▶ **EXCERPTED PASSAGE**:
*** Begin section ***

The latest version of an unofficial extension, called MoD 4.1, became available in 2004; it adds three new factions and many new maps. MoD 4.1 contains the unofficial patch to fix the multi-player game. The next official extension is called MoD 5.0 released in 2013 by Pyro Studios. It sorted out a number of flaws, decreased the hit points of some troops, updated the start screen of the game, added brand new music and sounds, and presented 40 new maps for battles.

In 2008 an unofficial map editor for the PC game Praetorians was released. The map editor is programmed in the C++ programming language and uses the OpenGL computer graphics API. In the same year, the game continued to sell well, maintaining a place in the Top 20 Budget PC Titles on ChartTrack at the time.

In May 2014, GameSpy servers were shut down, thus ending the official multiplayer for Praetorians, but it is possible to use unofficial third-party clients to run and maintain servers for Praetorians.

*** End section ***

▶ **WHAT YOU NEED TO DO**:
A - According to the Praetorians passage, why did official multiplayer for the game come to an end in May 2014?
B - Summarize the Praetorians passage in two sentences.

[Records excerpted from a collection]
*** Begin section ***

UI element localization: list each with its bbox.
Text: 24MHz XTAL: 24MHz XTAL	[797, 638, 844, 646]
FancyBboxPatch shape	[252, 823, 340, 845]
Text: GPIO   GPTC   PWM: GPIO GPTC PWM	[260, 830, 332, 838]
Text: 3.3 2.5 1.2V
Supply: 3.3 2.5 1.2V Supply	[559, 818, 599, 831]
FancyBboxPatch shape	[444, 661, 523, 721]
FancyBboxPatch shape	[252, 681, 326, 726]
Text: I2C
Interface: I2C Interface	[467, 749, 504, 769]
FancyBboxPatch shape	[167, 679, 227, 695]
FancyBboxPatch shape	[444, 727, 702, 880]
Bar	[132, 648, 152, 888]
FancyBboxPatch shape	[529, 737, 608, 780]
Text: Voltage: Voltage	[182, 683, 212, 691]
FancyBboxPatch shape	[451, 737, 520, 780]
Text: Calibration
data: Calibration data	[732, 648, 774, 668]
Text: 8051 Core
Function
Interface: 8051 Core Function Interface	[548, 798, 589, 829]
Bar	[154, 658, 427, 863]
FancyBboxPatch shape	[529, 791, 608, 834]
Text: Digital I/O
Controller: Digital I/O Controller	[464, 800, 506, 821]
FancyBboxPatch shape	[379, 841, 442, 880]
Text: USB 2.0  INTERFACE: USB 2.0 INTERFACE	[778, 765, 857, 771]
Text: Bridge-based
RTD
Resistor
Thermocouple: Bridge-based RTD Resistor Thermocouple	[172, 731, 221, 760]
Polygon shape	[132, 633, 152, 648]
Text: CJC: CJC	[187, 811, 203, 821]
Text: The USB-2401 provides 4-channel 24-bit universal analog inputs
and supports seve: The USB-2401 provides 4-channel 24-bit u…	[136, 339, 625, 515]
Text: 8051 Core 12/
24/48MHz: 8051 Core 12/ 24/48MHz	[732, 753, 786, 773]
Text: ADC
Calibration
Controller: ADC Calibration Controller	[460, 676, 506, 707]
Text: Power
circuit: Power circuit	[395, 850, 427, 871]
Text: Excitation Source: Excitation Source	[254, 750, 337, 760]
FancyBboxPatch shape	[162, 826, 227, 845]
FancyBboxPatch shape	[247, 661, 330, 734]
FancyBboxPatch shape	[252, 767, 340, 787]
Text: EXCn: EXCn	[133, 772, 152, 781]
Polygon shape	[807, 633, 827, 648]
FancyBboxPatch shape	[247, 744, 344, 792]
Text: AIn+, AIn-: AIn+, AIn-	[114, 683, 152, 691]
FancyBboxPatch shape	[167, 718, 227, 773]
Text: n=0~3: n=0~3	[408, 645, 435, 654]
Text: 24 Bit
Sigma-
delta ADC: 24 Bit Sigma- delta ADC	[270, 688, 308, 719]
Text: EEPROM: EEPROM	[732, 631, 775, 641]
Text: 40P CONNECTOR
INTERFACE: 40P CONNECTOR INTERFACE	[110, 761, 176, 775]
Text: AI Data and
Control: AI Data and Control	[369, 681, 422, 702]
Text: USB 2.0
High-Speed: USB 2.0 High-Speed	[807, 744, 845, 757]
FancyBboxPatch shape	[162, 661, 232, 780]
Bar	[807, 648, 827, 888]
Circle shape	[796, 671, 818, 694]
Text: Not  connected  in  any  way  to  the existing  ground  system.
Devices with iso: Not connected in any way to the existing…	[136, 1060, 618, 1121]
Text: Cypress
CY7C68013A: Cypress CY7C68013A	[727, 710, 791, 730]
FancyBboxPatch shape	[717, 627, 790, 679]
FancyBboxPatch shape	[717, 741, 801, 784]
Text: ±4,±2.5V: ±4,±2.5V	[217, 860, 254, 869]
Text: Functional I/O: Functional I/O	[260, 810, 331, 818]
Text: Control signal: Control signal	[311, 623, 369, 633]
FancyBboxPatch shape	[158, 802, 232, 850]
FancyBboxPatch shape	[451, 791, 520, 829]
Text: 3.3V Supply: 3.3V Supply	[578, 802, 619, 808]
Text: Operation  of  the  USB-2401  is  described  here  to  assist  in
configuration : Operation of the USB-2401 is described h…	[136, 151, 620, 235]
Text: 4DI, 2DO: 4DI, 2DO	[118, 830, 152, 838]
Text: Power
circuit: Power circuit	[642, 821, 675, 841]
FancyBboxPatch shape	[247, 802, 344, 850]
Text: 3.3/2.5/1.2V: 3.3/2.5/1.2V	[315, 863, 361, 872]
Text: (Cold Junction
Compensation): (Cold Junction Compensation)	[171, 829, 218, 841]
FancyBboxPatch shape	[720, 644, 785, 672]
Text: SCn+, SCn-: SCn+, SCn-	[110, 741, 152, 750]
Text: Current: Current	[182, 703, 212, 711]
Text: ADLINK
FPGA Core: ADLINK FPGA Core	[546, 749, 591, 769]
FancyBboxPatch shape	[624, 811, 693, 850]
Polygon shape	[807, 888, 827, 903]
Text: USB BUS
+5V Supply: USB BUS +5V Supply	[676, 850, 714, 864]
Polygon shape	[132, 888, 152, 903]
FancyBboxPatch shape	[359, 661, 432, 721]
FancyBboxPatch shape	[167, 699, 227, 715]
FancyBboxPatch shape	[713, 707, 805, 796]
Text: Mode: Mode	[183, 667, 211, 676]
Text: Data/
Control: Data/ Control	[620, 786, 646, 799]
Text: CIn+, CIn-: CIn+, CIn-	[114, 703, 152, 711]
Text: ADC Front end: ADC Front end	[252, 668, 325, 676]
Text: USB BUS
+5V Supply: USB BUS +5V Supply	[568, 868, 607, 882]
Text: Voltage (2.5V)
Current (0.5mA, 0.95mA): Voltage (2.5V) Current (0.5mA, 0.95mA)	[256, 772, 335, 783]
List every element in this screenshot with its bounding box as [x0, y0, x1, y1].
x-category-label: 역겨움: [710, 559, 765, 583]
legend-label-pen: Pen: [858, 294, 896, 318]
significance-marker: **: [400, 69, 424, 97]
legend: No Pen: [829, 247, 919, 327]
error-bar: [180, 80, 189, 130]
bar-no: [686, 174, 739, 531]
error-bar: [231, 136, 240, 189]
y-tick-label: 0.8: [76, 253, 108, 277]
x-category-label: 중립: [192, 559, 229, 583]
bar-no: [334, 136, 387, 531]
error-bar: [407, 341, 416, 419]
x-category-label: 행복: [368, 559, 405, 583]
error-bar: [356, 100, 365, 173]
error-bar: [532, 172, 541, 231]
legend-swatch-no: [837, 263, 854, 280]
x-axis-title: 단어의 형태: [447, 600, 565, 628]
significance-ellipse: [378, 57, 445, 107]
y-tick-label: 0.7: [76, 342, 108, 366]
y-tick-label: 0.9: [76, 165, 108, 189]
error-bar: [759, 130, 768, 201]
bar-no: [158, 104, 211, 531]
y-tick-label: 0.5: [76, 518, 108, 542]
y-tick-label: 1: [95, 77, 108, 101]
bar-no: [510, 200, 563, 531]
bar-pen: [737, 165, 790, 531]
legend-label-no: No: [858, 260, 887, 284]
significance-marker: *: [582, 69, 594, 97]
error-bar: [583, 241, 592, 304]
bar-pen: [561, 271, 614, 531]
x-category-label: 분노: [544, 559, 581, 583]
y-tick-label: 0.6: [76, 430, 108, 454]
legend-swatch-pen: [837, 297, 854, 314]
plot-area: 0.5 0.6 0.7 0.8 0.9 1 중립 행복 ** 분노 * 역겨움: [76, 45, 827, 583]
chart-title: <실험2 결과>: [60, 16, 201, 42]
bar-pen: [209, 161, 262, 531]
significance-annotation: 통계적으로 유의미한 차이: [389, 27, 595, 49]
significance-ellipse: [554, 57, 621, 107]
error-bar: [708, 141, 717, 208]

*** End section ***

▶ **ANSWERS TO THE PROBLEMS**:
A - Official multiplayer ended because the GameSpy servers were shut down in May 2014. Unofficial third-party clients can still be used to run and maintain servers for the game.

B - The unofficial MoD 4.1 extension appeared in 2004 with three new factions, many new maps and a patch for the multiplayer game, and MoD 5.0, released by Pyro Studios in 2013, fixed flaws and added new music, sounds and 40 new battle maps. An unofficial map editor for the PC game Praetorians was released in 2008 while the game still ranked among the Top 20 Budget PC Titles, and although the GameSpy shutdown in May 2014 ended official multiplayer, unofficial third-party clients can still run servers.